--- Dataset records ---
◆ ◆ ◆ ◆ ◆ ◆ ◆

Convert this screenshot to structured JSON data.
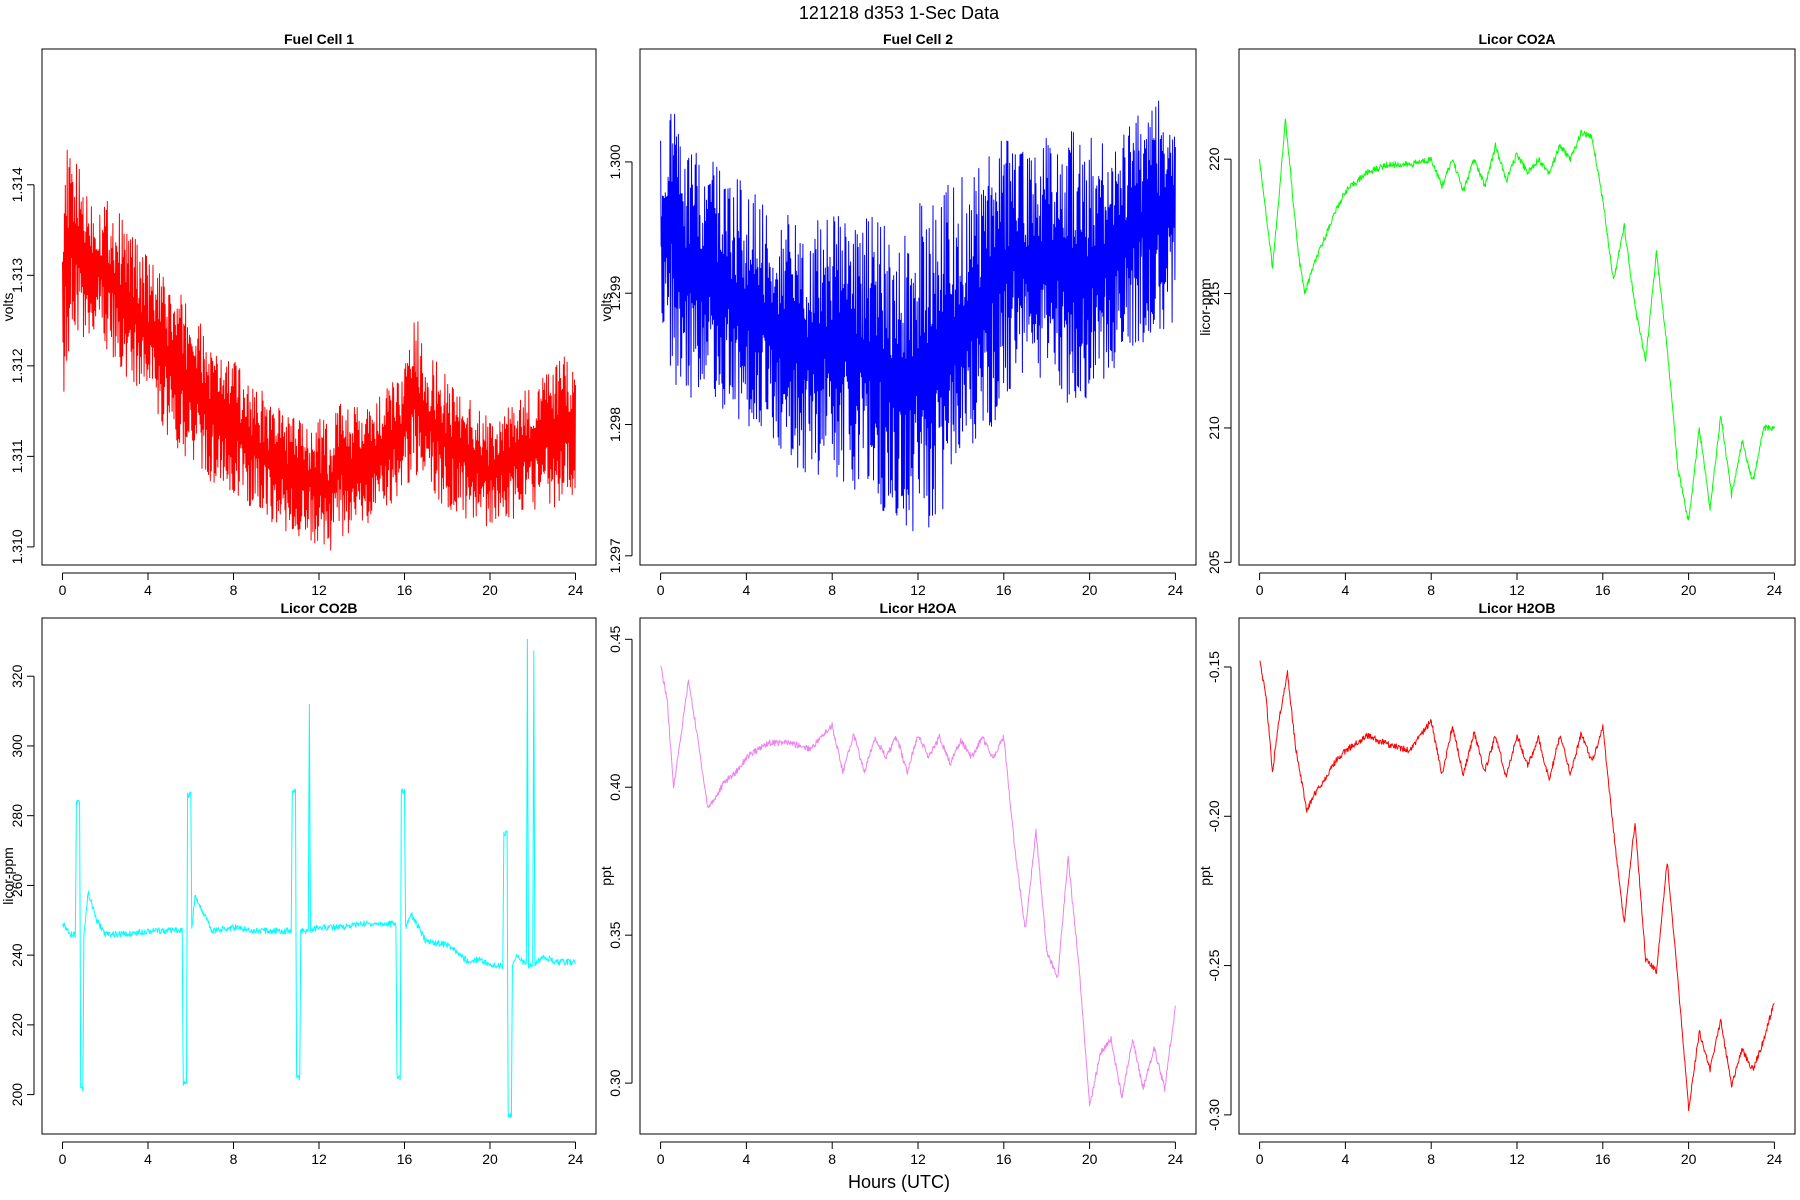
{
  "figure": {
    "title": "121218   d353   1-Sec Data",
    "xlabel": "Hours (UTC)"
  },
  "chart_data": [
    {
      "type": "line",
      "title": "Fuel Cell 1",
      "ylabel": "volts",
      "color": "#ff0000",
      "xlim": [
        0,
        24
      ],
      "ylim": [
        1.3098,
        1.3155
      ],
      "xticks": [
        0,
        4,
        8,
        12,
        16,
        20,
        24
      ],
      "yticks": [
        1.31,
        1.311,
        1.312,
        1.313,
        1.314
      ],
      "ytick_labels": [
        "1.310",
        "1.311",
        "1.312",
        "1.313",
        "1.314"
      ],
      "x": [
        0,
        0.5,
        1,
        1.5,
        2,
        3,
        4,
        5,
        6,
        7,
        8,
        9,
        10,
        11,
        12,
        12.5,
        13,
        14,
        15,
        16,
        16.5,
        17,
        18,
        19,
        20,
        21,
        22,
        23,
        24
      ],
      "ymin": [
        1.3115,
        1.3125,
        1.3122,
        1.3124,
        1.3122,
        1.3118,
        1.3116,
        1.3112,
        1.3109,
        1.3107,
        1.3106,
        1.3104,
        1.3102,
        1.3101,
        1.31,
        1.3099,
        1.3101,
        1.3102,
        1.3104,
        1.3106,
        1.3108,
        1.3107,
        1.3104,
        1.3103,
        1.3102,
        1.3103,
        1.3104,
        1.3104,
        1.3106
      ],
      "ymax": [
        1.3145,
        1.3143,
        1.3141,
        1.3138,
        1.3139,
        1.3136,
        1.3132,
        1.3129,
        1.3127,
        1.3122,
        1.3121,
        1.3118,
        1.3116,
        1.3114,
        1.3115,
        1.3113,
        1.3117,
        1.3115,
        1.3117,
        1.312,
        1.3126,
        1.3122,
        1.3119,
        1.3117,
        1.3114,
        1.3116,
        1.3118,
        1.3121,
        1.3121
      ]
    },
    {
      "type": "line",
      "title": "Fuel Cell 2",
      "ylabel": "volts",
      "color": "#0000ff",
      "xlim": [
        0,
        24
      ],
      "ylim": [
        1.29693,
        1.30086
      ],
      "xticks": [
        0,
        4,
        8,
        12,
        16,
        20,
        24
      ],
      "yticks": [
        1.297,
        1.298,
        1.299,
        1.3
      ],
      "ytick_labels": [
        "1.297",
        "1.298",
        "1.299",
        "1.300"
      ],
      "x": [
        0,
        0.5,
        1,
        2,
        3,
        4,
        5,
        6,
        7,
        8,
        9,
        10,
        11,
        12,
        13,
        14,
        15,
        16,
        16.5,
        17,
        18,
        19,
        20,
        21,
        22,
        23,
        24
      ],
      "ymin": [
        1.2987,
        1.2984,
        1.2981,
        1.2983,
        1.2981,
        1.298,
        1.2979,
        1.2977,
        1.2976,
        1.2976,
        1.2975,
        1.2974,
        1.2972,
        1.2971,
        1.2973,
        1.2976,
        1.2979,
        1.2981,
        1.2983,
        1.2984,
        1.2983,
        1.2981,
        1.2981,
        1.2984,
        1.2986,
        1.2986,
        1.2988
      ],
      "ymax": [
        1.3002,
        1.3006,
        1.3002,
        1.3,
        1.3,
        1.2998,
        1.2997,
        1.2996,
        1.2995,
        1.2997,
        1.2996,
        1.2996,
        1.2995,
        1.2997,
        1.2998,
        1.2999,
        1.3,
        1.3002,
        1.3003,
        1.3001,
        1.3002,
        1.3003,
        1.3002,
        1.3001,
        1.3004,
        1.3005,
        1.3005
      ]
    },
    {
      "type": "line",
      "title": "Licor CO2A",
      "ylabel": "licor-ppm",
      "color": "#00ff00",
      "xlim": [
        0,
        24
      ],
      "ylim": [
        204.9,
        224.1
      ],
      "xticks": [
        0,
        4,
        8,
        12,
        16,
        20,
        24
      ],
      "yticks": [
        205,
        210,
        215,
        220
      ],
      "ytick_labels": [
        "205",
        "210",
        "215",
        "220"
      ],
      "x": [
        0,
        0.3,
        0.6,
        0.9,
        1.2,
        1.5,
        1.8,
        2.1,
        2.5,
        3,
        3.5,
        4,
        5,
        6,
        7,
        8,
        8.5,
        9,
        9.5,
        10,
        10.5,
        11,
        11.5,
        12,
        12.5,
        13,
        13.5,
        14,
        14.5,
        15,
        15.5,
        16,
        16.5,
        17,
        17.5,
        18,
        18.5,
        19,
        19.5,
        20,
        20.5,
        21,
        21.5,
        22,
        22.5,
        23,
        23.5,
        24
      ],
      "y": [
        220.0,
        218.0,
        216.0,
        218.5,
        221.5,
        219.0,
        216.5,
        215.0,
        216.0,
        217.0,
        218.0,
        218.8,
        219.5,
        219.8,
        219.8,
        220.0,
        219.0,
        220.0,
        218.8,
        220.0,
        219.0,
        220.5,
        219.2,
        220.2,
        219.5,
        220.0,
        219.5,
        220.5,
        220.0,
        221.0,
        220.8,
        218.5,
        215.5,
        217.5,
        214.5,
        212.5,
        216.5,
        213.0,
        208.5,
        206.5,
        210.0,
        207.0,
        210.5,
        207.5,
        209.5,
        208.0,
        210.0,
        210.0
      ]
    },
    {
      "type": "line",
      "title": "Licor CO2B",
      "ylabel": "licor-ppm",
      "color": "#00ffff",
      "xlim": [
        0,
        24
      ],
      "ylim": [
        188.7,
        336.7
      ],
      "xticks": [
        0,
        4,
        8,
        12,
        16,
        20,
        24
      ],
      "yticks": [
        200,
        220,
        240,
        260,
        280,
        300,
        320
      ],
      "ytick_labels": [
        "200",
        "220",
        "240",
        "260",
        "280",
        "300",
        "320"
      ],
      "x": [
        0,
        0.4,
        0.6,
        0.65,
        0.8,
        0.85,
        0.95,
        1.0,
        1.2,
        1.6,
        2,
        3,
        4,
        5,
        5.6,
        5.65,
        5.8,
        5.85,
        6.0,
        6.05,
        6.2,
        7,
        8,
        9,
        10,
        10.7,
        10.75,
        10.9,
        10.95,
        11.1,
        11.15,
        11.3,
        11.5,
        11.55,
        11.6,
        12,
        13,
        14,
        15,
        15.6,
        15.65,
        15.8,
        15.85,
        16.0,
        16.05,
        16.3,
        17,
        18,
        19,
        19.5,
        20,
        20.5,
        20.6,
        20.65,
        20.8,
        20.85,
        21.0,
        21.05,
        21.3,
        21.7,
        21.75,
        21.8,
        22.0,
        22.05,
        22.1,
        22.5,
        23,
        23.5,
        24
      ],
      "y": [
        249,
        246,
        246,
        284,
        284,
        202,
        202,
        246,
        258,
        250,
        246,
        246,
        247,
        247,
        247,
        203,
        203,
        286,
        286,
        247,
        257,
        247,
        248,
        247,
        247,
        247,
        287,
        287,
        205,
        205,
        247,
        247,
        247,
        312,
        247,
        248,
        248,
        249,
        249,
        249,
        205,
        205,
        287,
        287,
        248,
        252,
        244,
        243,
        238,
        239,
        237,
        237,
        237,
        275,
        275,
        194,
        194,
        237,
        240,
        237,
        330,
        237,
        237,
        328,
        237,
        240,
        238,
        238,
        238
      ]
    },
    {
      "type": "line",
      "title": "Licor H2OA",
      "ylabel": "ppt",
      "color": "#ee82ee",
      "xlim": [
        0,
        24
      ],
      "ylim": [
        0.2828,
        0.4572
      ],
      "xticks": [
        0,
        4,
        8,
        12,
        16,
        20,
        24
      ],
      "yticks": [
        0.3,
        0.35,
        0.4,
        0.45
      ],
      "ytick_labels": [
        "0.30",
        "0.35",
        "0.40",
        "0.45"
      ],
      "x": [
        0,
        0.3,
        0.6,
        0.9,
        1.3,
        1.7,
        2.2,
        2.6,
        3,
        3.5,
        4,
        5,
        6,
        7,
        8,
        8.5,
        9,
        9.5,
        10,
        10.5,
        11,
        11.5,
        12,
        12.5,
        13,
        13.5,
        14,
        14.5,
        15,
        15.5,
        16,
        16.5,
        17,
        17.5,
        18,
        18.5,
        19,
        19.5,
        20,
        20.5,
        21,
        21.5,
        22,
        22.5,
        23,
        23.5,
        24
      ],
      "y": [
        0.441,
        0.43,
        0.4,
        0.415,
        0.436,
        0.418,
        0.393,
        0.397,
        0.402,
        0.405,
        0.41,
        0.415,
        0.415,
        0.413,
        0.421,
        0.405,
        0.418,
        0.405,
        0.417,
        0.41,
        0.417,
        0.405,
        0.418,
        0.41,
        0.417,
        0.408,
        0.416,
        0.41,
        0.417,
        0.41,
        0.417,
        0.38,
        0.352,
        0.385,
        0.345,
        0.335,
        0.376,
        0.34,
        0.292,
        0.31,
        0.315,
        0.295,
        0.315,
        0.298,
        0.312,
        0.298,
        0.326
      ]
    },
    {
      "type": "line",
      "title": "Licor H2OB",
      "ylabel": "ppt",
      "color": "#ff0000",
      "xlim": [
        0,
        24
      ],
      "ylim": [
        -0.3064,
        -0.1336
      ],
      "xticks": [
        0,
        4,
        8,
        12,
        16,
        20,
        24
      ],
      "yticks": [
        -0.3,
        -0.25,
        -0.2,
        -0.15
      ],
      "ytick_labels": [
        "-0.30",
        "-0.25",
        "-0.20",
        "-0.15"
      ],
      "x": [
        0,
        0.3,
        0.6,
        0.9,
        1.3,
        1.7,
        2.2,
        2.6,
        3,
        3.5,
        4,
        5,
        6,
        7,
        8,
        8.5,
        9,
        9.5,
        10,
        10.5,
        11,
        11.5,
        12,
        12.5,
        13,
        13.5,
        14,
        14.5,
        15,
        15.5,
        16,
        16.5,
        17,
        17.5,
        18,
        18.5,
        19,
        19.5,
        20,
        20.5,
        21,
        21.5,
        22,
        22.5,
        23,
        23.5,
        24
      ],
      "y": [
        -0.148,
        -0.16,
        -0.185,
        -0.168,
        -0.152,
        -0.178,
        -0.198,
        -0.192,
        -0.188,
        -0.182,
        -0.178,
        -0.173,
        -0.176,
        -0.178,
        -0.168,
        -0.186,
        -0.17,
        -0.186,
        -0.172,
        -0.185,
        -0.173,
        -0.187,
        -0.173,
        -0.183,
        -0.174,
        -0.188,
        -0.173,
        -0.186,
        -0.172,
        -0.182,
        -0.17,
        -0.205,
        -0.236,
        -0.202,
        -0.248,
        -0.252,
        -0.215,
        -0.255,
        -0.298,
        -0.272,
        -0.285,
        -0.268,
        -0.29,
        -0.278,
        -0.285,
        -0.275,
        -0.262
      ]
    }
  ]
}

◆ ◆ ◆ ◆ ◆ ◆ ◆

--- Exercise brief ---
Identify every line holding the word "color" and copy it out.

--- Written reply ---
      "color": "#ff0000",
      "color": "#0000ff",
      "color": "#00ff00",
      "color": "#00ffff",
      "color": "#ee82ee",
      "color": "#ff0000",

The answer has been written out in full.